Work instructions »
Lines holding the string "image" are the ones to copy; find them all in the data.

Records from a collection:
==================================================
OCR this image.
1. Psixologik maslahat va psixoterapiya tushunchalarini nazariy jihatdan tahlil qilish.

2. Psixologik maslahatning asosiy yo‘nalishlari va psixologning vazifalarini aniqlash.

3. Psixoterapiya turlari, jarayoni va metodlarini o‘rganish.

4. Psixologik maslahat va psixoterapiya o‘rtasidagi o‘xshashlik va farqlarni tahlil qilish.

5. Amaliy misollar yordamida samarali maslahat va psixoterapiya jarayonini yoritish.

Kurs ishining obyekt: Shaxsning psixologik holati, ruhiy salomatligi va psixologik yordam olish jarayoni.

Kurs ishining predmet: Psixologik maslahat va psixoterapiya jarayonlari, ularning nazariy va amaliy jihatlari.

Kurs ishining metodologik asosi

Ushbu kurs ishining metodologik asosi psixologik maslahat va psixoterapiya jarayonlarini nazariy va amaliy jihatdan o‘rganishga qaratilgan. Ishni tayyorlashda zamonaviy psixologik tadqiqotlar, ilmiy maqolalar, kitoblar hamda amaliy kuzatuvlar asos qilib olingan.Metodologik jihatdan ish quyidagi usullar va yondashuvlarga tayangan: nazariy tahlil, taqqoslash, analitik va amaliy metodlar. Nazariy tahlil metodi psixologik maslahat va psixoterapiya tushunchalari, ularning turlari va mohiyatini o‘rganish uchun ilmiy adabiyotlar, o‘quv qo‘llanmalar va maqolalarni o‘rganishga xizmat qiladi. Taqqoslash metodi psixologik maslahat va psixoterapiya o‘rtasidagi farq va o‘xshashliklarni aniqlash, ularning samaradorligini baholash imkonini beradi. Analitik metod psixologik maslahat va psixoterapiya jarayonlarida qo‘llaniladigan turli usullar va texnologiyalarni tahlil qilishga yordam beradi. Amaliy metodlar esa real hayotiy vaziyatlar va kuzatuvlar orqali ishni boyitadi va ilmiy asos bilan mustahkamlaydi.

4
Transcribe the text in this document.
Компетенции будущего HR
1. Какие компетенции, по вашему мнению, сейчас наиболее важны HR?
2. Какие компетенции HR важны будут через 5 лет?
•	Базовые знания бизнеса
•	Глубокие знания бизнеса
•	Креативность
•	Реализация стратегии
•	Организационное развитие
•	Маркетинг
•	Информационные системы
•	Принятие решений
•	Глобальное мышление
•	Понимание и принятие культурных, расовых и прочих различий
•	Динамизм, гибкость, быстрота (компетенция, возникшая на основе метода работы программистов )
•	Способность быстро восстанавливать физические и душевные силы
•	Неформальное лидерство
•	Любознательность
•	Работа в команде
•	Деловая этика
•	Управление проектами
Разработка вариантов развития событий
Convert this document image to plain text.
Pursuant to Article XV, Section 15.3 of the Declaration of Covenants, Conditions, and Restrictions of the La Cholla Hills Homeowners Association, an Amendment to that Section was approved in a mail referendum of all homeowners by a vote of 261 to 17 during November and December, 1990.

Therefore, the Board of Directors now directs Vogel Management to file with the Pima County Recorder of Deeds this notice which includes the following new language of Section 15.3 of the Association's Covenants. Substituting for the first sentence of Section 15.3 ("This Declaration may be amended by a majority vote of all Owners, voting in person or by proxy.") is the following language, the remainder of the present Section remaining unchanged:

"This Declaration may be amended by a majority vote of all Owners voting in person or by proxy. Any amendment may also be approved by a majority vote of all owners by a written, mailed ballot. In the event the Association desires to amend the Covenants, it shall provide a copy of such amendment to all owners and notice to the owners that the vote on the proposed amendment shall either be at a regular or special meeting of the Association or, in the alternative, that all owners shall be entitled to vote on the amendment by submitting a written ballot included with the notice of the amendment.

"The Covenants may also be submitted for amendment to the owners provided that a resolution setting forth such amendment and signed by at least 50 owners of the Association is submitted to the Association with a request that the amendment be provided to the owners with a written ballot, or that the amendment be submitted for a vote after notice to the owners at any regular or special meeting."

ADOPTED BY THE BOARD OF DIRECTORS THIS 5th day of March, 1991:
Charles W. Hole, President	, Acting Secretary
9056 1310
==================================================
Complete response »
OCR this image.
Convert this document image to plain text.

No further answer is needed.